Using the listing below, please gather every line containing the word "from".

/---

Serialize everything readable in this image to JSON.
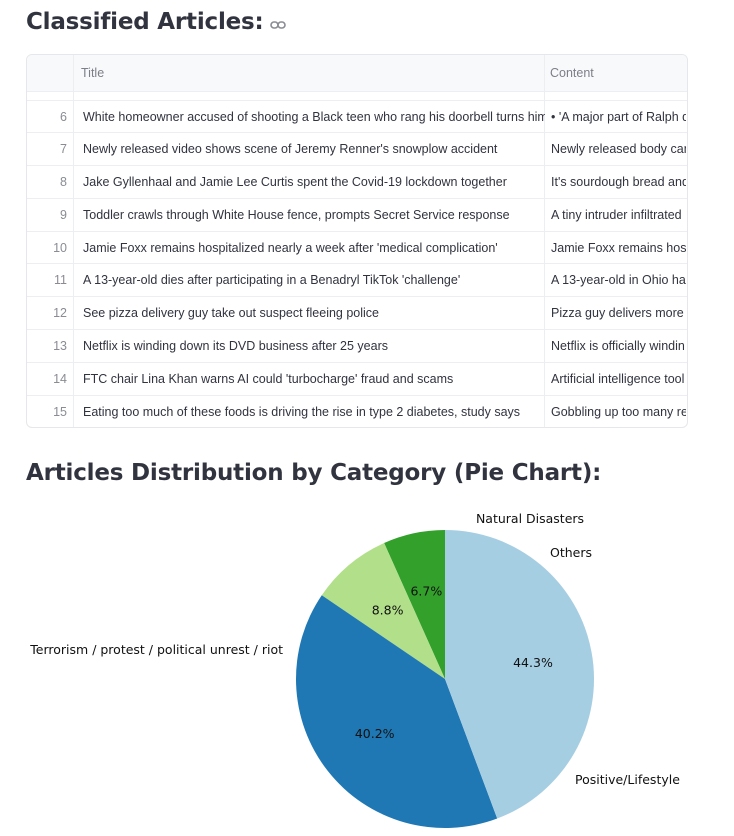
{
  "section1": {
    "title": "Classified Articles:",
    "link_icon": "link-icon"
  },
  "table": {
    "columns": [
      "Title",
      "Content"
    ],
    "rows": [
      {
        "index": "6",
        "title": "White homeowner accused of shooting a Black teen who rang his doorbell turns himself in",
        "content": "• 'A major part of Ralph d"
      },
      {
        "index": "7",
        "title": "Newly released video shows scene of Jeremy Renner's snowplow accident",
        "content": "Newly released body cam"
      },
      {
        "index": "8",
        "title": "Jake Gyllenhaal and Jamie Lee Curtis spent the Covid-19 lockdown together",
        "content": "It's sourdough bread and"
      },
      {
        "index": "9",
        "title": "Toddler crawls through White House fence, prompts Secret Service response",
        "content": "A tiny intruder infiltrated"
      },
      {
        "index": "10",
        "title": "Jamie Foxx remains hospitalized nearly a week after 'medical complication'",
        "content": "Jamie Foxx remains hosp"
      },
      {
        "index": "11",
        "title": "A 13-year-old dies after participating in a Benadryl TikTok 'challenge'",
        "content": "A 13-year-old in Ohio has"
      },
      {
        "index": "12",
        "title": "See pizza delivery guy take out suspect fleeing police",
        "content": "Pizza guy delivers more t"
      },
      {
        "index": "13",
        "title": "Netflix is winding down its DVD business after 25 years",
        "content": "Netflix is officially windin"
      },
      {
        "index": "14",
        "title": "FTC chair Lina Khan warns AI could 'turbocharge' fraud and scams",
        "content": "Artificial intelligence tool"
      },
      {
        "index": "15",
        "title": "Eating too much of these foods is driving the rise in type 2 diabetes, study says",
        "content": "Gobbling up too many re"
      }
    ]
  },
  "section2": {
    "title": "Articles Distribution by Category (Pie Chart):"
  },
  "chart_data": {
    "type": "pie",
    "title": "",
    "slices": [
      {
        "label": "Natural Disasters",
        "value": 6.7,
        "pct_label": "6.7%",
        "color": "#33a02c"
      },
      {
        "label": "Others",
        "value": 8.8,
        "pct_label": "8.8%",
        "color": "#b2df8a"
      },
      {
        "label": "Positive/Lifestyle",
        "value": 40.2,
        "pct_label": "40.2%",
        "color": "#1f78b4"
      },
      {
        "label": "Terrorism / protest / political unrest / riot",
        "value": 44.3,
        "pct_label": "44.3%",
        "color": "#a6cee3"
      }
    ]
  }
}
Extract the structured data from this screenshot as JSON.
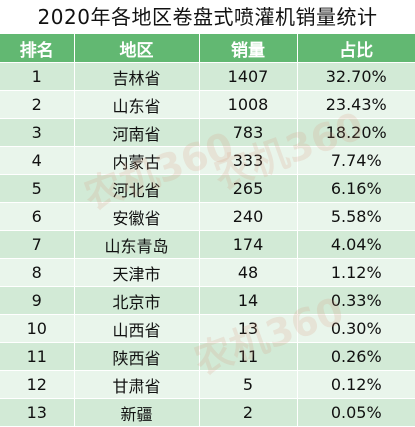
{
  "title": "2020年各地区卷盘式喷灌机销量统计",
  "table": {
    "headers": [
      "排名",
      "地区",
      "销量",
      "占比"
    ],
    "rows": [
      {
        "rank": "1",
        "region": "吉林省",
        "sales": "1407",
        "share": "32.70%"
      },
      {
        "rank": "2",
        "region": "山东省",
        "sales": "1008",
        "share": "23.43%"
      },
      {
        "rank": "3",
        "region": "河南省",
        "sales": "783",
        "share": "18.20%"
      },
      {
        "rank": "4",
        "region": "内蒙古",
        "sales": "333",
        "share": "7.74%"
      },
      {
        "rank": "5",
        "region": "河北省",
        "sales": "265",
        "share": "6.16%"
      },
      {
        "rank": "6",
        "region": "安徽省",
        "sales": "240",
        "share": "5.58%"
      },
      {
        "rank": "7",
        "region": "山东青岛",
        "sales": "174",
        "share": "4.04%"
      },
      {
        "rank": "8",
        "region": "天津市",
        "sales": "48",
        "share": "1.12%"
      },
      {
        "rank": "9",
        "region": "北京市",
        "sales": "14",
        "share": "0.33%"
      },
      {
        "rank": "10",
        "region": "山西省",
        "sales": "13",
        "share": "0.30%"
      },
      {
        "rank": "11",
        "region": "陕西省",
        "sales": "11",
        "share": "0.26%"
      },
      {
        "rank": "12",
        "region": "甘肃省",
        "sales": "5",
        "share": "0.12%"
      },
      {
        "rank": "13",
        "region": "新疆",
        "sales": "2",
        "share": "0.05%"
      }
    ]
  },
  "watermark": {
    "text_1": "农机360",
    "text_2": "农机360",
    "text_3": "农机360"
  },
  "colors": {
    "header_bg": "#62b872",
    "row_dark": "#d2ead6",
    "row_light": "#e9f5eb"
  }
}
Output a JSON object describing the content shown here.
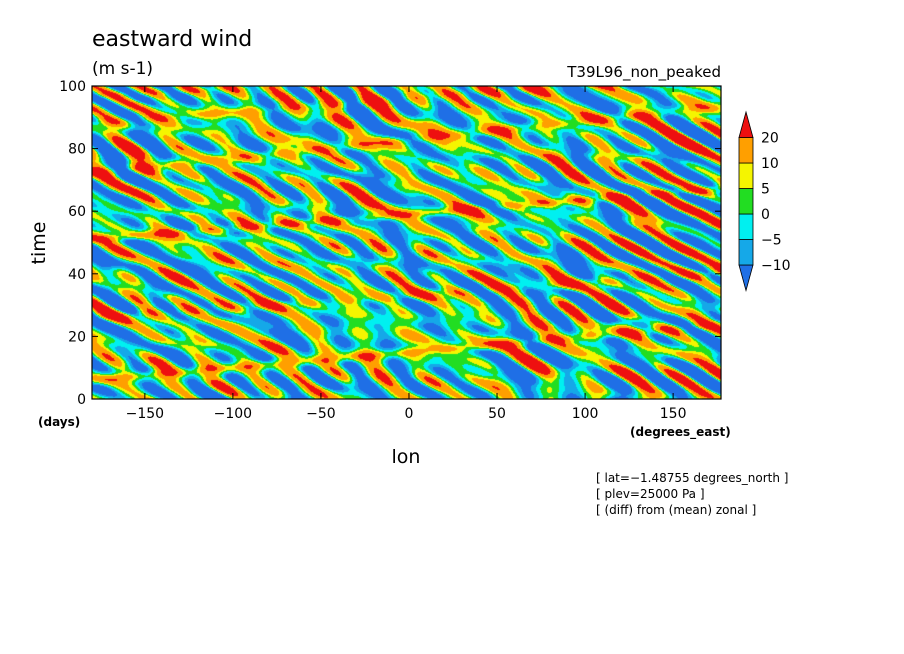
{
  "chart_data": {
    "type": "heatmap",
    "title": "eastward wind",
    "units": "(m s-1)",
    "experiment": "T39L96_non_peaked",
    "xlabel": "lon",
    "xunits": "(degrees_east)",
    "ylabel": "time",
    "yunits": "(days)",
    "xlim": [
      -180,
      177.1875
    ],
    "ylim": [
      0,
      100
    ],
    "xticks": [
      -150,
      -100,
      -50,
      0,
      50,
      100,
      150
    ],
    "yticks": [
      0,
      20,
      40,
      60,
      80,
      100
    ],
    "xtick_labels": [
      "−150",
      "−100",
      "−50",
      "0",
      "50",
      "100",
      "150"
    ],
    "ytick_labels": [
      "0",
      "20",
      "40",
      "60",
      "80",
      "100"
    ],
    "colorbar": {
      "levels": [
        -10,
        -5,
        0,
        5,
        10,
        20
      ],
      "labels": [
        "−10",
        "−5",
        "0",
        "5",
        "10",
        "20"
      ],
      "colors": [
        "#1f6fe6",
        "#15a8e8",
        "#00f0f0",
        "#22dd22",
        "#f5f500",
        "#ff9f00",
        "#ee1010"
      ]
    },
    "notes": [
      "[ lat=−1.48755 degrees_north ]",
      "[ plev=25000 Pa ]",
      "[ (diff) from (mean) zonal ]"
    ],
    "streaks": [
      {
        "t0": 6,
        "slope": 0.05,
        "amp": 14,
        "width": 1.6
      },
      {
        "t0": 26,
        "slope": 0.04,
        "amp": 10,
        "width": 1.8
      },
      {
        "t0": 51,
        "slope": 0.045,
        "amp": 14,
        "width": 1.4
      },
      {
        "t0": 72,
        "slope": 0.06,
        "amp": 13,
        "width": 1.8
      },
      {
        "t0": 88,
        "slope": 0.045,
        "amp": 10,
        "width": 1.8
      },
      {
        "t0": 97,
        "slope": 0.03,
        "amp": 8,
        "width": 1.4
      }
    ]
  }
}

\---

> **Result**:
Extract the structured data from this screenshot as JSON.
      "[ (diff) from (mean) zonal ]"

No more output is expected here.